Extracts from a graphics dataset:
——————————
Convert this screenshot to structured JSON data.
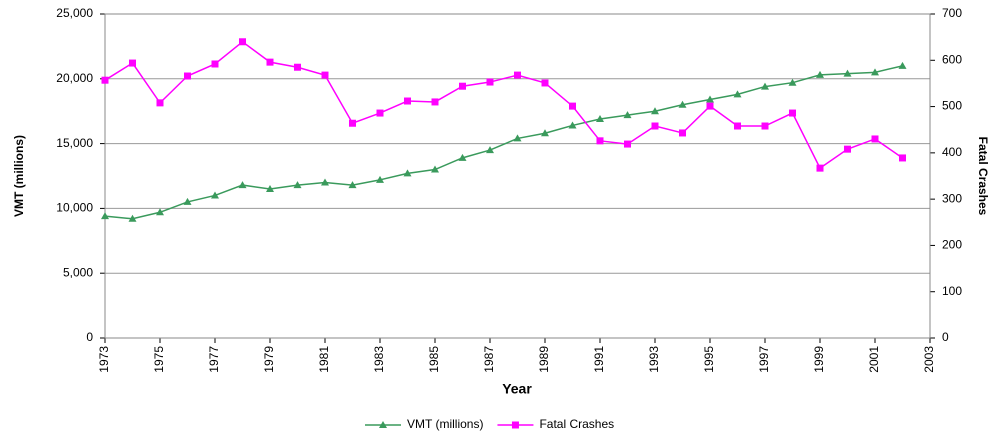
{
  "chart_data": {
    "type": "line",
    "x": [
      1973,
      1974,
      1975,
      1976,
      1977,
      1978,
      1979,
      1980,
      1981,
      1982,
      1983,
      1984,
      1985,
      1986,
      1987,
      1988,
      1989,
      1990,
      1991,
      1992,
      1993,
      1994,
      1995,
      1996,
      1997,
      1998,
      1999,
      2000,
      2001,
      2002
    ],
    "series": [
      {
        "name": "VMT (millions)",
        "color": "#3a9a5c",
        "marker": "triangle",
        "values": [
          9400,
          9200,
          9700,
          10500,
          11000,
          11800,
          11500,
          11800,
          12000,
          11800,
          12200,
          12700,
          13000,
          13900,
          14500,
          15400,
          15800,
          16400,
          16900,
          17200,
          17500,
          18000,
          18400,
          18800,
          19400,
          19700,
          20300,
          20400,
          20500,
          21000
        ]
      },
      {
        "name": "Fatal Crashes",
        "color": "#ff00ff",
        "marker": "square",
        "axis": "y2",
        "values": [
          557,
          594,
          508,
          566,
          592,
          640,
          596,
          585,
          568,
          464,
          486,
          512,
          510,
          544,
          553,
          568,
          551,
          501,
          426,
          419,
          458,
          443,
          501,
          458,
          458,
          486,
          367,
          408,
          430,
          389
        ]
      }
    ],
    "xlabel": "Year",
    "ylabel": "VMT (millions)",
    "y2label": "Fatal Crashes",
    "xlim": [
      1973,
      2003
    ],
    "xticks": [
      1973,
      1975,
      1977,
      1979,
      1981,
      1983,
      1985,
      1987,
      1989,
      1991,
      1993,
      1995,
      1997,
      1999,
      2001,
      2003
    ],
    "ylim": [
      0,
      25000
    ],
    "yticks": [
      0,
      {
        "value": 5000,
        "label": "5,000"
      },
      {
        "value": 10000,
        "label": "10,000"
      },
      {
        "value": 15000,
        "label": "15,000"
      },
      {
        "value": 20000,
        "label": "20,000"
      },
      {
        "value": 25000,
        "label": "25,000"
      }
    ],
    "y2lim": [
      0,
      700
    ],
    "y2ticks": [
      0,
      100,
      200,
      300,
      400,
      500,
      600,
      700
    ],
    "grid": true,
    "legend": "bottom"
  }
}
——————————
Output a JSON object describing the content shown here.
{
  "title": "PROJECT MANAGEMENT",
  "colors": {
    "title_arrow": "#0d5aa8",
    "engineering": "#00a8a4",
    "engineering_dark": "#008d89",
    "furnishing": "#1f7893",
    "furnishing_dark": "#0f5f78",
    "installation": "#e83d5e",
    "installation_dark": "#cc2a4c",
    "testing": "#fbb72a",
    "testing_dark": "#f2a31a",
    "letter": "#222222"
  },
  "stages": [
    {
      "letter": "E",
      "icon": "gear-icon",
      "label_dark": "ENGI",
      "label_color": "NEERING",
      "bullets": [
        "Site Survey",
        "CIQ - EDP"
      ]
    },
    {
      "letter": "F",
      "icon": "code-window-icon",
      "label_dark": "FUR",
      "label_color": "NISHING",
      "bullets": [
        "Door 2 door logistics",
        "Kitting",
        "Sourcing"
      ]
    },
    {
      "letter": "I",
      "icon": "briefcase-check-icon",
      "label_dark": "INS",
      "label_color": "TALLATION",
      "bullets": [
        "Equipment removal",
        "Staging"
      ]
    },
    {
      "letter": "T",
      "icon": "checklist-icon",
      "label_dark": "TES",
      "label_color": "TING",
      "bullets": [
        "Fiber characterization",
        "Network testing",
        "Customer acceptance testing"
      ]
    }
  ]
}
——————————
What the task requires ▸
Reproduce each line of the material containing the word "letter".

Solution to this problem ▸
    "letter": "#222222"
      "letter": "E",
      "letter": "F",
      "letter": "I",
      "letter": "T",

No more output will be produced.